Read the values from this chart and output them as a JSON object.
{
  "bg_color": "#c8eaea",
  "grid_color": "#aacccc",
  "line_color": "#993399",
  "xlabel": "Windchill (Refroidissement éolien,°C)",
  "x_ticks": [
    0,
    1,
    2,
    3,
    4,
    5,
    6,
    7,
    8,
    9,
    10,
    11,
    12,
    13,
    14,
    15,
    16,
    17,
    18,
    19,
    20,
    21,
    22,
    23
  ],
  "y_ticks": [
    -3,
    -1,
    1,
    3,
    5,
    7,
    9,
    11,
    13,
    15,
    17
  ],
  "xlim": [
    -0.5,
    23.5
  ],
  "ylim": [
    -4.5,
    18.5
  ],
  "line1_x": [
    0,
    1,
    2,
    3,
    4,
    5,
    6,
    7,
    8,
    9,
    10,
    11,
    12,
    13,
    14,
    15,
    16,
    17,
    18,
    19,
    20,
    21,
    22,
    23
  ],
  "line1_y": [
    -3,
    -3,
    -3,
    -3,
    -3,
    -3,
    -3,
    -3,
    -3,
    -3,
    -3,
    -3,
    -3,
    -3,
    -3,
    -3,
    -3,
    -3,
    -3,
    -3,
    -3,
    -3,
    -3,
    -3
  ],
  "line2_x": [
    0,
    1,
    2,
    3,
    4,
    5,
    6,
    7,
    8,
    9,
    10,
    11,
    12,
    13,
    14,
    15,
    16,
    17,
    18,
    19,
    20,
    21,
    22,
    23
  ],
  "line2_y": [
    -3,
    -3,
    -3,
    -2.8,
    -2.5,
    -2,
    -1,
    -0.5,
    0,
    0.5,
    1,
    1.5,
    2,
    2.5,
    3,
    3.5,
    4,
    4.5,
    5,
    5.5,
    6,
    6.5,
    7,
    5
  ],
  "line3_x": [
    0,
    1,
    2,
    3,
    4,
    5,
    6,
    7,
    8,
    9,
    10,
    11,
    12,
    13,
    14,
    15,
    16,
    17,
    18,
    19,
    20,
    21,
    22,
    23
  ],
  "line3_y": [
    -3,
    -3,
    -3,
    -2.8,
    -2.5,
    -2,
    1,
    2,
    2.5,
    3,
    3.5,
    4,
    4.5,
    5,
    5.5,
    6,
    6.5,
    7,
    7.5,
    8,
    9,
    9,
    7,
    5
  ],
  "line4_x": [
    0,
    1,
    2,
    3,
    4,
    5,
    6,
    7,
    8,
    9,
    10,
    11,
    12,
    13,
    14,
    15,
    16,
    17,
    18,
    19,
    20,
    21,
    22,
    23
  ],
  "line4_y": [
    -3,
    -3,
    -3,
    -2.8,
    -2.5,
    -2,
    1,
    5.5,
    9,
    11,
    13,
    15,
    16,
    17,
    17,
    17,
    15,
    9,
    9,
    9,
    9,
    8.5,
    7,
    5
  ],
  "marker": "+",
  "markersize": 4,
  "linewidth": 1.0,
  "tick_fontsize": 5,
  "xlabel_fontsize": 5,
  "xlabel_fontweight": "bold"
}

####

Write out all records exactly, keeping every detail.

• [Response for this exercise]:
Read the values from this chart and output them as a JSON object.
{
  "bg_color": "#c8eaea",
  "grid_color": "#aacccc",
  "line_color": "#993399",
  "xlabel": "Windchill (Refroidissement éolien,°C)",
  "x_ticks": [
    0,
    1,
    2,
    3,
    4,
    5,
    6,
    7,
    8,
    9,
    10,
    11,
    12,
    13,
    14,
    15,
    16,
    17,
    18,
    19,
    20,
    21,
    22,
    23
  ],
  "y_ticks": [
    -3,
    -1,
    1,
    3,
    5,
    7,
    9,
    11,
    13,
    15,
    17
  ],
  "xlim": [
    -0.5,
    23.5
  ],
  "ylim": [
    -4.5,
    18.5
  ],
  "line1_x": [
    0,
    1,
    2,
    3,
    4,
    5,
    6,
    7,
    8,
    9,
    10,
    11,
    12,
    13,
    14,
    15,
    16,
    17,
    18,
    19,
    20,
    21,
    22,
    23
  ],
  "line1_y": [
    -3,
    -3,
    -3,
    -3,
    -3,
    -3,
    -3,
    -3,
    -3,
    -3,
    -3,
    -3,
    -3,
    -3,
    -3,
    -3,
    -3,
    -3,
    -3,
    -3,
    -3,
    -3,
    -3,
    -3
  ],
  "line2_x": [
    0,
    1,
    2,
    3,
    4,
    5,
    6,
    7,
    8,
    9,
    10,
    11,
    12,
    13,
    14,
    15,
    16,
    17,
    18,
    19,
    20,
    21,
    22,
    23
  ],
  "line2_y": [
    -3,
    -3,
    -3,
    -2.8,
    -2.5,
    -2,
    -1,
    -0.5,
    0,
    0.5,
    1,
    1.5,
    2,
    2.5,
    3,
    3.5,
    4,
    4.5,
    5,
    5.5,
    6,
    6.5,
    7,
    5
  ],
  "line3_x": [
    0,
    1,
    2,
    3,
    4,
    5,
    6,
    7,
    8,
    9,
    10,
    11,
    12,
    13,
    14,
    15,
    16,
    17,
    18,
    19,
    20,
    21,
    22,
    23
  ],
  "line3_y": [
    -3,
    -3,
    -3,
    -2.8,
    -2.5,
    -2,
    1,
    2,
    2.5,
    3,
    3.5,
    4,
    4.5,
    5,
    5.5,
    6,
    6.5,
    7,
    7.5,
    8,
    9,
    9,
    7,
    5
  ],
  "line4_x": [
    0,
    1,
    2,
    3,
    4,
    5,
    6,
    7,
    8,
    9,
    10,
    11,
    12,
    13,
    14,
    15,
    16,
    17,
    18,
    19,
    20,
    21,
    22,
    23
  ],
  "line4_y": [
    -3,
    -3,
    -3,
    -2.8,
    -2.5,
    -2,
    1,
    5.5,
    9,
    11,
    13,
    15,
    16,
    17,
    17,
    17,
    15,
    9,
    9,
    9,
    9,
    8.5,
    7,
    5
  ],
  "marker": "+",
  "markersize": 4,
  "linewidth": 1.0,
  "tick_fontsize": 5,
  "xlabel_fontsize": 5,
  "xlabel_fontweight": "bold"
}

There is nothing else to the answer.